══ Given records ══

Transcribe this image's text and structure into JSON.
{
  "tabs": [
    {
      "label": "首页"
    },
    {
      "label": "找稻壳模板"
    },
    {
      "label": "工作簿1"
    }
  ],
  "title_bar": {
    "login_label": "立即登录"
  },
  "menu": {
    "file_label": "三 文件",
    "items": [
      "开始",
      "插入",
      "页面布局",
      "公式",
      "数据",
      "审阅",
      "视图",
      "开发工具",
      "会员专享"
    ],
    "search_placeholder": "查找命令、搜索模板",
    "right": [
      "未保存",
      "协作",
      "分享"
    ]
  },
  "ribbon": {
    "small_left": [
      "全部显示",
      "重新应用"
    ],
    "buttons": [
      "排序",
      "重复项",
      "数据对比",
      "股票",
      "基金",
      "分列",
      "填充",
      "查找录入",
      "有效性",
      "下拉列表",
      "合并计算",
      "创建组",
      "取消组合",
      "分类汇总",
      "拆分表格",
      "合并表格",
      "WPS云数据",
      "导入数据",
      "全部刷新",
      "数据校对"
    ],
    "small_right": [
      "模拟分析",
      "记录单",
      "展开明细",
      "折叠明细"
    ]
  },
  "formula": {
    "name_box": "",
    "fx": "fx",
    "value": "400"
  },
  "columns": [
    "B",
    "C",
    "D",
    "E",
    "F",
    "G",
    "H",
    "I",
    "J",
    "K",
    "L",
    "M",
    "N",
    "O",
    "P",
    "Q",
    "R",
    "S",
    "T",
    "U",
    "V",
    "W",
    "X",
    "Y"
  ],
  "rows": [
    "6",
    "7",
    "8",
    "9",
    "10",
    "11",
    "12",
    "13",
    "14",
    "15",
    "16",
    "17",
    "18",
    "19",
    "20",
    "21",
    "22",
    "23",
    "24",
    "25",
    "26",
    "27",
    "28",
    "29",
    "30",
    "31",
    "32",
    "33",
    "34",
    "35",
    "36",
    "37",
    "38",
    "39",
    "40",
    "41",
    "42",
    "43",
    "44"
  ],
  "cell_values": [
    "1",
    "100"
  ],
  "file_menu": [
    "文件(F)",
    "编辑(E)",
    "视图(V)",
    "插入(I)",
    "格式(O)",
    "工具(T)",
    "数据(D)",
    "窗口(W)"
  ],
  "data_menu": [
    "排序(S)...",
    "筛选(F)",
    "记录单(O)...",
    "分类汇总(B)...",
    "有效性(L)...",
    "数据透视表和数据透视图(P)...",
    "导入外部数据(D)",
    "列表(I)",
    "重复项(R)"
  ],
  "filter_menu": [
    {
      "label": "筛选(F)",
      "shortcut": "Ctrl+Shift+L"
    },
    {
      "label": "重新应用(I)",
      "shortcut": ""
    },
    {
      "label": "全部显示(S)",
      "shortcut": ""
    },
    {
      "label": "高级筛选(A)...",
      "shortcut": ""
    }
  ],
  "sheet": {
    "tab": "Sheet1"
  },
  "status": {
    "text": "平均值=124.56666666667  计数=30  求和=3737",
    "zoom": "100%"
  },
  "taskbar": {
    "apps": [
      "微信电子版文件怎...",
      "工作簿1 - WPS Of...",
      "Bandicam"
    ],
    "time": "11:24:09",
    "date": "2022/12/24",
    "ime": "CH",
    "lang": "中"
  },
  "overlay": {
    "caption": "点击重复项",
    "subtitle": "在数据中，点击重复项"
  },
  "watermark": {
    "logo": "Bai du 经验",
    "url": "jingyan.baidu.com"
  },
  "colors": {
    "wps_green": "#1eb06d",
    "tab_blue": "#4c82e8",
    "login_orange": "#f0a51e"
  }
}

═══

Using the listing above, retype each line exactly.

Exercise response
Transcribe this image's text and structure into JSON.
{
  "tabs": [
    {
      "label": "首页"
    },
    {
      "label": "找稻壳模板"
    },
    {
      "label": "工作簿1"
    }
  ],
  "title_bar": {
    "login_label": "立即登录"
  },
  "menu": {
    "file_label": "三 文件",
    "items": [
      "开始",
      "插入",
      "页面布局",
      "公式",
      "数据",
      "审阅",
      "视图",
      "开发工具",
      "会员专享"
    ],
    "search_placeholder": "查找命令、搜索模板",
    "right": [
      "未保存",
      "协作",
      "分享"
    ]
  },
  "ribbon": {
    "small_left": [
      "全部显示",
      "重新应用"
    ],
    "buttons": [
      "排序",
      "重复项",
      "数据对比",
      "股票",
      "基金",
      "分列",
      "填充",
      "查找录入",
      "有效性",
      "下拉列表",
      "合并计算",
      "创建组",
      "取消组合",
      "分类汇总",
      "拆分表格",
      "合并表格",
      "WPS云数据",
      "导入数据",
      "全部刷新",
      "数据校对"
    ],
    "small_right": [
      "模拟分析",
      "记录单",
      "展开明细",
      "折叠明细"
    ]
  },
  "formula": {
    "name_box": "",
    "fx": "fx",
    "value": "400"
  },
  "columns": [
    "B",
    "C",
    "D",
    "E",
    "F",
    "G",
    "H",
    "I",
    "J",
    "K",
    "L",
    "M",
    "N",
    "O",
    "P",
    "Q",
    "R",
    "S",
    "T",
    "U",
    "V",
    "W",
    "X",
    "Y"
  ],
  "rows": [
    "6",
    "7",
    "8",
    "9",
    "10",
    "11",
    "12",
    "13",
    "14",
    "15",
    "16",
    "17",
    "18",
    "19",
    "20",
    "21",
    "22",
    "23",
    "24",
    "25",
    "26",
    "27",
    "28",
    "29",
    "30",
    "31",
    "32",
    "33",
    "34",
    "35",
    "36",
    "37",
    "38",
    "39",
    "40",
    "41",
    "42",
    "43",
    "44"
  ],
  "cell_values": [
    "1",
    "100"
  ],
  "file_menu": [
    "文件(F)",
    "编辑(E)",
    "视图(V)",
    "插入(I)",
    "格式(O)",
    "工具(T)",
    "数据(D)",
    "窗口(W)"
  ],
  "data_menu": [
    "排序(S)...",
    "筛选(F)",
    "记录单(O)...",
    "分类汇总(B)...",
    "有效性(L)...",
    "数据透视表和数据透视图(P)...",
    "导入外部数据(D)",
    "列表(I)",
    "重复项(R)"
  ],
  "filter_menu": [
    {
      "label": "筛选(F)",
      "shortcut": "Ctrl+Shift+L"
    },
    {
      "label": "重新应用(I)",
      "shortcut": ""
    },
    {
      "label": "全部显示(S)",
      "shortcut": ""
    },
    {
      "label": "高级筛选(A)...",
      "shortcut": ""
    }
  ],
  "sheet": {
    "tab": "Sheet1"
  },
  "status": {
    "text": "平均值=124.56666666667  计数=30  求和=3737",
    "zoom": "100%"
  },
  "taskbar": {
    "apps": [
      "微信电子版文件怎...",
      "工作簿1 - WPS Of...",
      "Bandicam"
    ],
    "time": "11:24:09",
    "date": "2022/12/24",
    "ime": "CH",
    "lang": "中"
  },
  "overlay": {
    "caption": "点击重复项",
    "subtitle": "在数据中，点击重复项"
  },
  "watermark": {
    "logo": "Bai du 经验",
    "url": "jingyan.baidu.com"
  },
  "colors": {
    "wps_green": "#1eb06d",
    "tab_blue": "#4c82e8",
    "login_orange": "#f0a51e"
  }
}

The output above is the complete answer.